Entries with figure data
↓↓↓

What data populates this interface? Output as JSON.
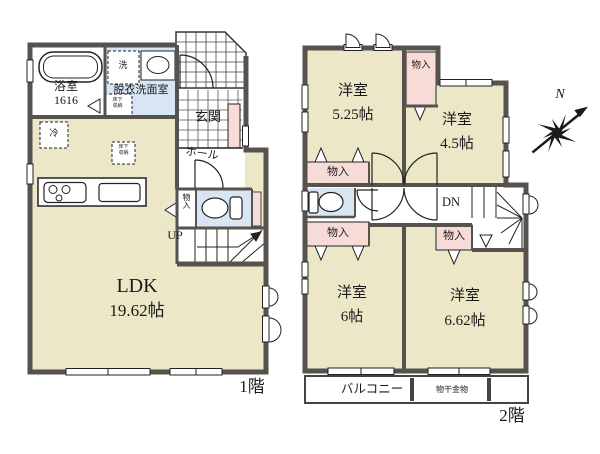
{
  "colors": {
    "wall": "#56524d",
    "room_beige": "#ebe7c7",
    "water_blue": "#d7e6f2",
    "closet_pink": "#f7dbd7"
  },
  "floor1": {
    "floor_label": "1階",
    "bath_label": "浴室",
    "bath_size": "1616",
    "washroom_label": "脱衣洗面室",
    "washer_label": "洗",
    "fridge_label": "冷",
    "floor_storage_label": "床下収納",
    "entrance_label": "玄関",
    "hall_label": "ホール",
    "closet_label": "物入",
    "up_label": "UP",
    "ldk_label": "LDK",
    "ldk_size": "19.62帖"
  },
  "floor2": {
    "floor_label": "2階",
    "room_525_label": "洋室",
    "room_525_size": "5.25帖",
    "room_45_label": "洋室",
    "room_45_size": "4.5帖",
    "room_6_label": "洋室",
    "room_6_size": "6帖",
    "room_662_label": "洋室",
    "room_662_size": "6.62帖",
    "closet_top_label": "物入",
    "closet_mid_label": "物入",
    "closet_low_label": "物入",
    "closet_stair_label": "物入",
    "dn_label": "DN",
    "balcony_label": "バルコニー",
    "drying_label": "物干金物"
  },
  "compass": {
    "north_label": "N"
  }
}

↑↑↑

* [EXERCISE DETAILS]:
Transcribe all entries above exactly. Drop the pictures.

* [SOLUTION]:
What data populates this interface? Output as JSON.
{
  "colors": {
    "wall": "#56524d",
    "room_beige": "#ebe7c7",
    "water_blue": "#d7e6f2",
    "closet_pink": "#f7dbd7"
  },
  "floor1": {
    "floor_label": "1階",
    "bath_label": "浴室",
    "bath_size": "1616",
    "washroom_label": "脱衣洗面室",
    "washer_label": "洗",
    "fridge_label": "冷",
    "floor_storage_label": "床下収納",
    "entrance_label": "玄関",
    "hall_label": "ホール",
    "closet_label": "物入",
    "up_label": "UP",
    "ldk_label": "LDK",
    "ldk_size": "19.62帖"
  },
  "floor2": {
    "floor_label": "2階",
    "room_525_label": "洋室",
    "room_525_size": "5.25帖",
    "room_45_label": "洋室",
    "room_45_size": "4.5帖",
    "room_6_label": "洋室",
    "room_6_size": "6帖",
    "room_662_label": "洋室",
    "room_662_size": "6.62帖",
    "closet_top_label": "物入",
    "closet_mid_label": "物入",
    "closet_low_label": "物入",
    "closet_stair_label": "物入",
    "dn_label": "DN",
    "balcony_label": "バルコニー",
    "drying_label": "物干金物"
  },
  "compass": {
    "north_label": "N"
  }
}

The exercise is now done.